» **PROBLEM TO SOLVE**
Scan the data below for the string "right". Show every line where it turns up.

» **DATASET EXTRACT**
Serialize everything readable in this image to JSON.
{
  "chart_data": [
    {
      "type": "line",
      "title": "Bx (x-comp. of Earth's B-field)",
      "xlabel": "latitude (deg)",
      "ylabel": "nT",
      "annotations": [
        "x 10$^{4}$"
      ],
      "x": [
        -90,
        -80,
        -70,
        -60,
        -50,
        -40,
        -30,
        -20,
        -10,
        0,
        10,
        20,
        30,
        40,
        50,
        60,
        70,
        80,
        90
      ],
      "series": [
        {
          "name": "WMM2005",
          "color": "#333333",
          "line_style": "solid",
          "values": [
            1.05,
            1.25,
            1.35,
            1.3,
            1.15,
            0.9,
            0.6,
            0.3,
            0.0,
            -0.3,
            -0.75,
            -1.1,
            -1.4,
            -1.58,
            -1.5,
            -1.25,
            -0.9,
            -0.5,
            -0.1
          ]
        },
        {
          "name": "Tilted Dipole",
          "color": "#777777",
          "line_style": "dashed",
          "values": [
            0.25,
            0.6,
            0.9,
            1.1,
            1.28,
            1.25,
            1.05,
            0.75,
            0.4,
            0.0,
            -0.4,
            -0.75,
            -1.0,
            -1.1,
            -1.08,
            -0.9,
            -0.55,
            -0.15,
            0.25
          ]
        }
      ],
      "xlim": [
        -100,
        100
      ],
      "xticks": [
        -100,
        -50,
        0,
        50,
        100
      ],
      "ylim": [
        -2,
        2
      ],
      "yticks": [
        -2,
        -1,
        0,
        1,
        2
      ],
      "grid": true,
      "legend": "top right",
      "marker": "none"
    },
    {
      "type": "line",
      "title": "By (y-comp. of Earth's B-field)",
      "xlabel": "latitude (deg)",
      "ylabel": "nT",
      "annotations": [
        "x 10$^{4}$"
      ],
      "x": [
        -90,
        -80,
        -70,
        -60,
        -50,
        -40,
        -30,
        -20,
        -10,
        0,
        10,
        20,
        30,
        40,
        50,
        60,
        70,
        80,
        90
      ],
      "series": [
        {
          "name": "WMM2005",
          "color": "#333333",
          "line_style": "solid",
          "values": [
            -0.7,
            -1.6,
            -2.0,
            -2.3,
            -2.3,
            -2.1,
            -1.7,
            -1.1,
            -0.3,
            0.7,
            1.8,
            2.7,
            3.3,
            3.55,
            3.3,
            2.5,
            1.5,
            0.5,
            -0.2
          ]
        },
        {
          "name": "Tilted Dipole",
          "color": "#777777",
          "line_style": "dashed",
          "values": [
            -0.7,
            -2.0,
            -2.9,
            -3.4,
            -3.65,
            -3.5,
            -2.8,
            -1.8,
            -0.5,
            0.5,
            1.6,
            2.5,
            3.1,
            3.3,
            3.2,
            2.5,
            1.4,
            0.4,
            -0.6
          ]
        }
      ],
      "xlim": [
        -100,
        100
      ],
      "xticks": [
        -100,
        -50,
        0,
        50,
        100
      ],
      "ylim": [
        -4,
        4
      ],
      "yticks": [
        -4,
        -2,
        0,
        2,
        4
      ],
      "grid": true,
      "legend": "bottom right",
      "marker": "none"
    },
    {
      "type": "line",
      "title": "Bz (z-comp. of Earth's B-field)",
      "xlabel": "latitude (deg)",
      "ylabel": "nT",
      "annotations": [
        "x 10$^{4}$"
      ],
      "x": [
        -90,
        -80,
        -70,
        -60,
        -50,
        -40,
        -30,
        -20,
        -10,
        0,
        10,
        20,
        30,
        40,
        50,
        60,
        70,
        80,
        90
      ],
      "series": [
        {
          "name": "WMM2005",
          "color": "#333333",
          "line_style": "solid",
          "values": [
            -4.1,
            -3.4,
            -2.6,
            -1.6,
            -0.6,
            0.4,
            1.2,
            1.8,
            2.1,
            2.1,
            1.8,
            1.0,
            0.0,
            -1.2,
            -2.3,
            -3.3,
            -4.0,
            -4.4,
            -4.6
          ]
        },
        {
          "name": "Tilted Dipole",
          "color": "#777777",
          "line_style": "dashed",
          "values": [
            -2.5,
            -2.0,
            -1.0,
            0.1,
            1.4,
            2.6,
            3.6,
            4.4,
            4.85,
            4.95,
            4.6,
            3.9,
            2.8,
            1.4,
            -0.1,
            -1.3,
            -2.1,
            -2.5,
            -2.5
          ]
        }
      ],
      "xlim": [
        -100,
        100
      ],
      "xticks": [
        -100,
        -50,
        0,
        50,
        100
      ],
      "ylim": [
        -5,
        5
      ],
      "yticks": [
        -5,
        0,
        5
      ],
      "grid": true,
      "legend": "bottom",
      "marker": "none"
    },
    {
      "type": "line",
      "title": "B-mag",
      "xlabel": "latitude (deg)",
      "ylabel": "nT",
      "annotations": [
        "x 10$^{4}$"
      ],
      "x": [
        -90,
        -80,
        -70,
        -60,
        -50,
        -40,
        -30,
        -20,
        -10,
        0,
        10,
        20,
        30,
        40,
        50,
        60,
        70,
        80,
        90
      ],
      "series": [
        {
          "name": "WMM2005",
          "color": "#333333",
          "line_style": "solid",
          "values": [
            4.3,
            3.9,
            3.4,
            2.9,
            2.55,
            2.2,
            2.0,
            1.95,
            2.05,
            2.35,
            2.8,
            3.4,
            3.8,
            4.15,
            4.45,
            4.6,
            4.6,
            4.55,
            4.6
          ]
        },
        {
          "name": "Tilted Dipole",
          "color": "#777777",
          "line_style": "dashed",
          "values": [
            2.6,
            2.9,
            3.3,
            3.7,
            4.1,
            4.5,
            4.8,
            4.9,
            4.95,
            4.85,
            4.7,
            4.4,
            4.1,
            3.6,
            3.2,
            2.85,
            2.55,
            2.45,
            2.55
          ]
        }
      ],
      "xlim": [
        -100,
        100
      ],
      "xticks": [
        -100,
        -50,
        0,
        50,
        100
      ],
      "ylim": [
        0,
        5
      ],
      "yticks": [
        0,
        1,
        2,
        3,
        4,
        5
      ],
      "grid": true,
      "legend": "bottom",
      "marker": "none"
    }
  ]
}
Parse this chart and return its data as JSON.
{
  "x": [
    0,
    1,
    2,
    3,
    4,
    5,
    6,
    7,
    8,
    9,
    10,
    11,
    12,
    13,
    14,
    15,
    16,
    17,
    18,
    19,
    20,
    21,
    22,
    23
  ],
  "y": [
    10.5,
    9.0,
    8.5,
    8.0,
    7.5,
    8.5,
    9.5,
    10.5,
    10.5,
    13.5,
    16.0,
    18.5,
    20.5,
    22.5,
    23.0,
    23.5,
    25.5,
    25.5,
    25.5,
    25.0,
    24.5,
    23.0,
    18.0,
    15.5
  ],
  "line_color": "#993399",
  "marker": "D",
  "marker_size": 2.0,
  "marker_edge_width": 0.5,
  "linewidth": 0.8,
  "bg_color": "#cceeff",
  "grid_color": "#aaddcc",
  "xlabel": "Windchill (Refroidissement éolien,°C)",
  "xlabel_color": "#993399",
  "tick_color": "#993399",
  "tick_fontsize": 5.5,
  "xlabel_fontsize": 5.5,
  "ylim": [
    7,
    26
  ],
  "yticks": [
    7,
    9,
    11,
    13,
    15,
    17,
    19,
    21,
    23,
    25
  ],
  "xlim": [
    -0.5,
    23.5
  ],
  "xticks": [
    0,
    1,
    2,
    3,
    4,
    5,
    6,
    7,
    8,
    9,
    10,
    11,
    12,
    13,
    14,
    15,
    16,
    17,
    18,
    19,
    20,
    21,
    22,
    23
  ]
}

» **RESULT FOR THIS EXERCISE**
      "legend": "top right",
      "legend": "bottom right",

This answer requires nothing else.